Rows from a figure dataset
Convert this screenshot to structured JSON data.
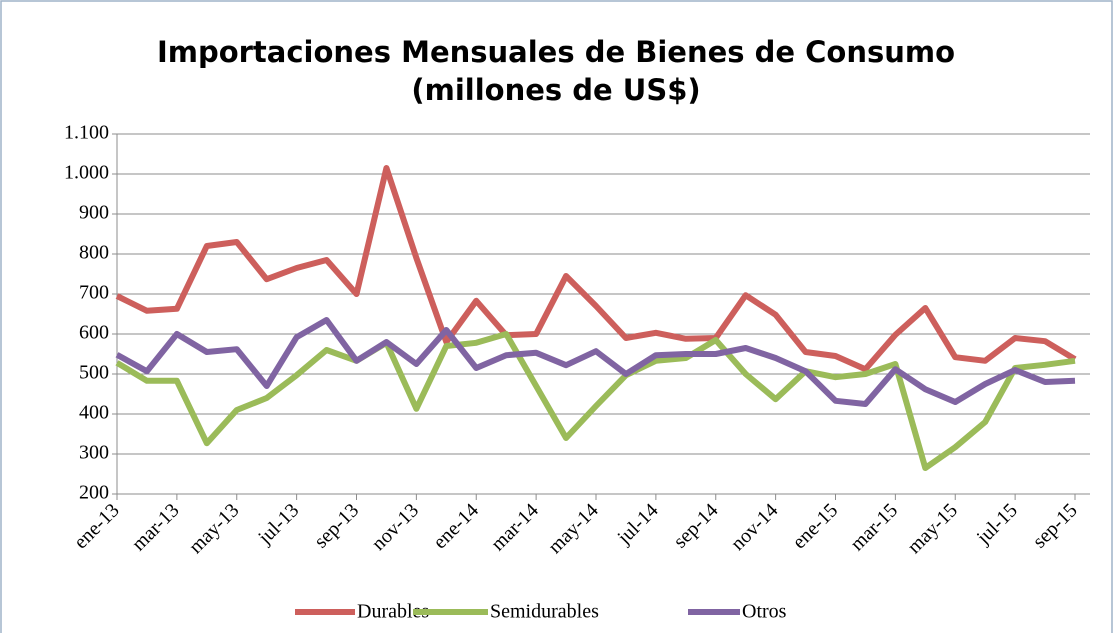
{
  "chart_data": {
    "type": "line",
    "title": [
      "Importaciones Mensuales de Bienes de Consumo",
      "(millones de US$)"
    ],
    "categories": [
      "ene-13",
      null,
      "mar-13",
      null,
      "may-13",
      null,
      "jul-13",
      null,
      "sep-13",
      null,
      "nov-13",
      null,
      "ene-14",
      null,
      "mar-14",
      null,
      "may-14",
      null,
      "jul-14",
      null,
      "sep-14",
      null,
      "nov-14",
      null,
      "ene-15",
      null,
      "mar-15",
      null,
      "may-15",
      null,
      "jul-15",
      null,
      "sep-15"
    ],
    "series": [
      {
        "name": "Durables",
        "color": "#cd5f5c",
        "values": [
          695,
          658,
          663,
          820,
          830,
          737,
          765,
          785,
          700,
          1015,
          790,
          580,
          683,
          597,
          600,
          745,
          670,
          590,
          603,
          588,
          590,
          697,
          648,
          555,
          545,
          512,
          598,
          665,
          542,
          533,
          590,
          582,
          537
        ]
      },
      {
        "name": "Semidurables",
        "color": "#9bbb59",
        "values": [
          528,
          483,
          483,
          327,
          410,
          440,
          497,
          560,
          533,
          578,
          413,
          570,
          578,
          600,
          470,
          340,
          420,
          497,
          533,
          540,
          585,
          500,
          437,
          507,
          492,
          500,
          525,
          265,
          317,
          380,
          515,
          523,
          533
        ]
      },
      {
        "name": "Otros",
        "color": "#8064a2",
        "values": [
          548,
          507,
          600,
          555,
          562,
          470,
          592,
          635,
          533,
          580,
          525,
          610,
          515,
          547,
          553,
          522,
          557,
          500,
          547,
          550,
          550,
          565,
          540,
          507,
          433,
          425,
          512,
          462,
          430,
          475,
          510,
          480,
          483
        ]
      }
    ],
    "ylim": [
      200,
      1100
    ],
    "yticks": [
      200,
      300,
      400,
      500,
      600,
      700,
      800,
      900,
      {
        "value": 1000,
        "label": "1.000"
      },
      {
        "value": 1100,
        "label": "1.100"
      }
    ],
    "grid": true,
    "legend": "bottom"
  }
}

Job:
Filter the listing for the word "color" and copy every line that holds it.

The solution:
        "color": "#cd5f5c",
        "color": "#9bbb59",
        "color": "#8064a2",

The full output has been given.